*What you need to do*. Write out the listing in full, matching it word for word.

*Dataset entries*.

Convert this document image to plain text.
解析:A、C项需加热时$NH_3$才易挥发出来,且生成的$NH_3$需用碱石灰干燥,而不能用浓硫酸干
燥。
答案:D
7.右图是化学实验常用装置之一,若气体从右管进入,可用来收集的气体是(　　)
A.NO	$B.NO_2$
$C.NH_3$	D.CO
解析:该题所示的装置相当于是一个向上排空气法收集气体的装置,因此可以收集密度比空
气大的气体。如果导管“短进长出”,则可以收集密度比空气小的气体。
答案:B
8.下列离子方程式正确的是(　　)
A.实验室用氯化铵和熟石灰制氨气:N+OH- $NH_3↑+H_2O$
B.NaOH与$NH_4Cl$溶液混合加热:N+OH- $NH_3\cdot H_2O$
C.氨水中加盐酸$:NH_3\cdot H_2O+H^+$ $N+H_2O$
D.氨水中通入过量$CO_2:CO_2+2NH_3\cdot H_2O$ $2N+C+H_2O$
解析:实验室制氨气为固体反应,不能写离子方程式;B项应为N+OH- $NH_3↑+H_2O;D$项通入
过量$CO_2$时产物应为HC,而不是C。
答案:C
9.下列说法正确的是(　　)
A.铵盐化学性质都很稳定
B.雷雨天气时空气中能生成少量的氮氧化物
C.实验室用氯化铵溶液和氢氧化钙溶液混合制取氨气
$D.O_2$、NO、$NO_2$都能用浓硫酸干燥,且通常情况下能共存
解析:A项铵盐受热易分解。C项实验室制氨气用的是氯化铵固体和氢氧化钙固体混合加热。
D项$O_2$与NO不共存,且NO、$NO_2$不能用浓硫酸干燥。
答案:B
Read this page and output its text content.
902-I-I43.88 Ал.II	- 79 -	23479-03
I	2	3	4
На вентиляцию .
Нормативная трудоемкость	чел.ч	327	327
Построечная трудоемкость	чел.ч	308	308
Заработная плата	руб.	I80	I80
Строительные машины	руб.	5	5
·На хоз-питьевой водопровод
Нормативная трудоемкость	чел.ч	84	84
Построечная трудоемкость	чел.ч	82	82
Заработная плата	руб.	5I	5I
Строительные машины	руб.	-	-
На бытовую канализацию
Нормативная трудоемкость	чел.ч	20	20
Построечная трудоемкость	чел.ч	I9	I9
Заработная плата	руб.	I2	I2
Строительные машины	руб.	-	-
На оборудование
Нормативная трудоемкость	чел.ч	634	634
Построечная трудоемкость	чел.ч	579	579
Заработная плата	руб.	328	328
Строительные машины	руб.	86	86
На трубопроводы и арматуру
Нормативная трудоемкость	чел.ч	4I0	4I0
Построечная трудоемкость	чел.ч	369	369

*Expected answer*.
Convert this document image to plain text.
解析:A、C项需加热时$NH_3$才易挥发出来,且生成的$NH_3$需用碱石灰干燥,而不能用浓硫酸干
燥。
答案:D
7.右图是化学实验常用装置之一,若气体从右管进入,可用来收集的气体是(　　)
A.NO	$B.NO_2$
$C.NH_3$	D.CO
解析:该题所示的装置相当于是一个向上排空气法收集气体的装置,因此可以收集密度比空
气大的气体。如果导管“短进长出”,则可以收集密度比空气小的气体。
答案:B
8.下列离子方程式正确的是(　　)
A.实验室用氯化铵和熟石灰制氨气:N+OH- $NH_3↑+H_2O$
B.NaOH与$NH_4Cl$溶液混合加热:N+OH- $NH_3\cdot H_2O$
C.氨水中加盐酸$:NH_3\cdot H_2O+H^+$ $N+H_2O$
D.氨水中通入过量$CO_2:CO_2+2NH_3\cdot H_2O$ $2N+C+H_2O$
解析:实验室制氨气为固体反应,不能写离子方程式;B项应为N+OH- $NH_3↑+H_2O;D$项通入
过量$CO_2$时产物应为HC,而不是C。
答案:C
9.下列说法正确的是(　　)
A.铵盐化学性质都很稳定
B.雷雨天气时空气中能生成少量的氮氧化物
C.实验室用氯化铵溶液和氢氧化钙溶液混合制取氨气
$D.O_2$、NO、$NO_2$都能用浓硫酸干燥,且通常情况下能共存
解析:A项铵盐受热易分解。C项实验室制氨气用的是氯化铵固体和氢氧化钙固体混合加热。
D项$O_2$与NO不共存,且NO、$NO_2$不能用浓硫酸干燥。
答案:B
Read this page and output its text content.
902-I-I43.88 Ал.II	- 79 -	23479-03
I	2	3	4
На вентиляцию .
Нормативная трудоемкость	чел.ч	327	327
Построечная трудоемкость	чел.ч	308	308
Заработная плата	руб.	I80	I80
Строительные машины	руб.	5	5
·На хоз-питьевой водопровод
Нормативная трудоемкость	чел.ч	84	84
Построечная трудоемкость	чел.ч	82	82
Заработная плата	руб.	5I	5I
Строительные машины	руб.	-	-
На бытовую канализацию
Нормативная трудоемкость	чел.ч	20	20
Построечная трудоемкость	чел.ч	I9	I9
Заработная плата	руб.	I2	I2
Строительные машины	руб.	-	-
На оборудование
Нормативная трудоемкость	чел.ч	634	634
Построечная трудоемкость	чел.ч	579	579
Заработная плата	руб.	328	328
Строительные машины	руб.	86	86
На трубопроводы и арматуру
Нормативная трудоемкость	чел.ч	4I0	4I0
Построечная трудоемкость	чел.ч	369	369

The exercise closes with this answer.